**Goal of the exercise:**
Reproduce the listing below exactly, minus its pictures.

BEGIN Dataset extract

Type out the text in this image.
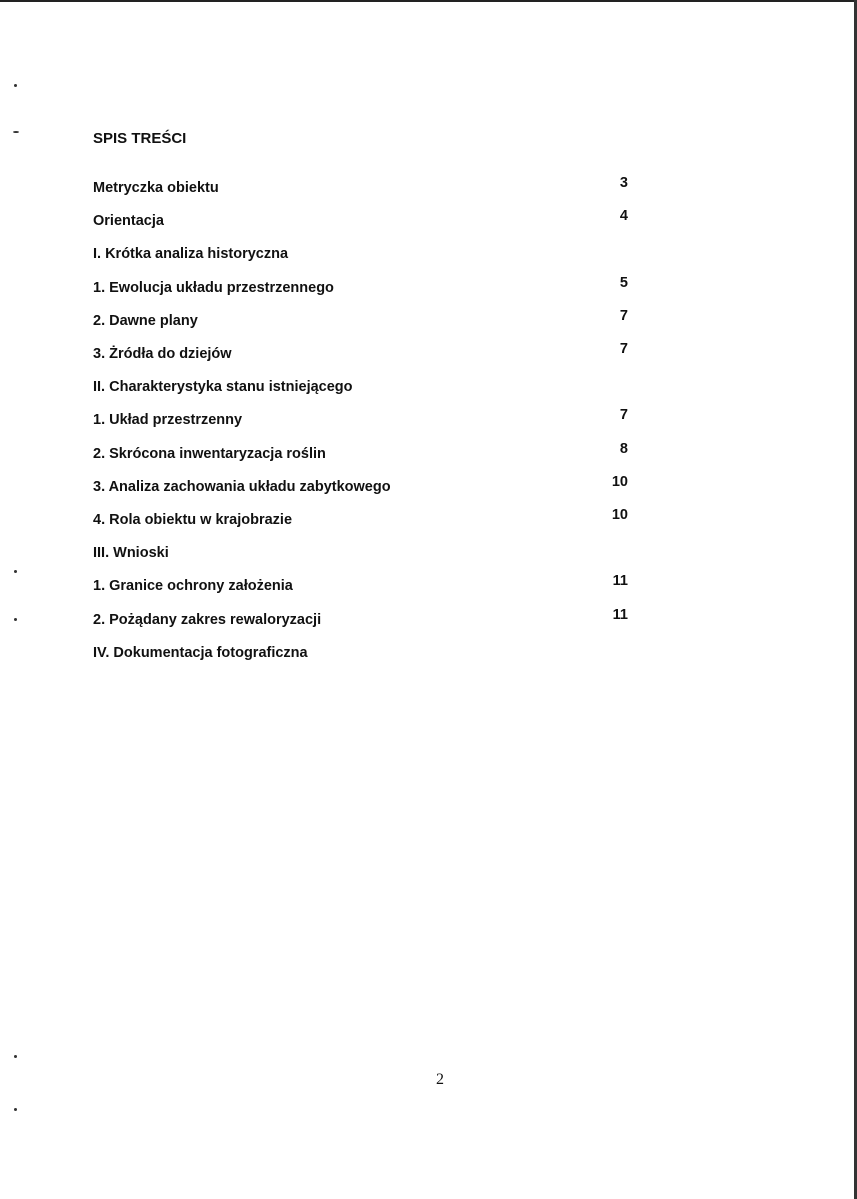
SPIS TREŚCI
Metryczka obiektu	3
Orientacja	4
I. Krótka analiza historyczna
1. Ewolucja układu przestrzennego	5
2. Dawne plany	7
3. Żródła do dziejów	7
II. Charakterystyka stanu istniejącego
1. Układ przestrzenny	7
2. Skrócona inwentaryzacja roślin	8
3. Analiza zachowania układu zabytkowego	10
4. Rola obiektu w krajobrazie	10
III. Wnioski
1. Granice ochrony założenia	11
2. Pożądany zakres rewaloryzacji	11
IV. Dokumentacja fotograficzna
2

END Dataset extract

**The output:**
Type out the text in this image.
SPIS TREŚCI
Metryczka obiektu	3
Orientacja	4
I. Krótka analiza historyczna
1. Ewolucja układu przestrzennego	5
2. Dawne plany	7
3. Żródła do dziejów	7
II. Charakterystyka stanu istniejącego
1. Układ przestrzenny	7
2. Skrócona inwentaryzacja roślin	8
3. Analiza zachowania układu zabytkowego	10
4. Rola obiektu w krajobrazie	10
III. Wnioski
1. Granice ochrony założenia	11
2. Pożądany zakres rewaloryzacji	11
IV. Dokumentacja fotograficzna
2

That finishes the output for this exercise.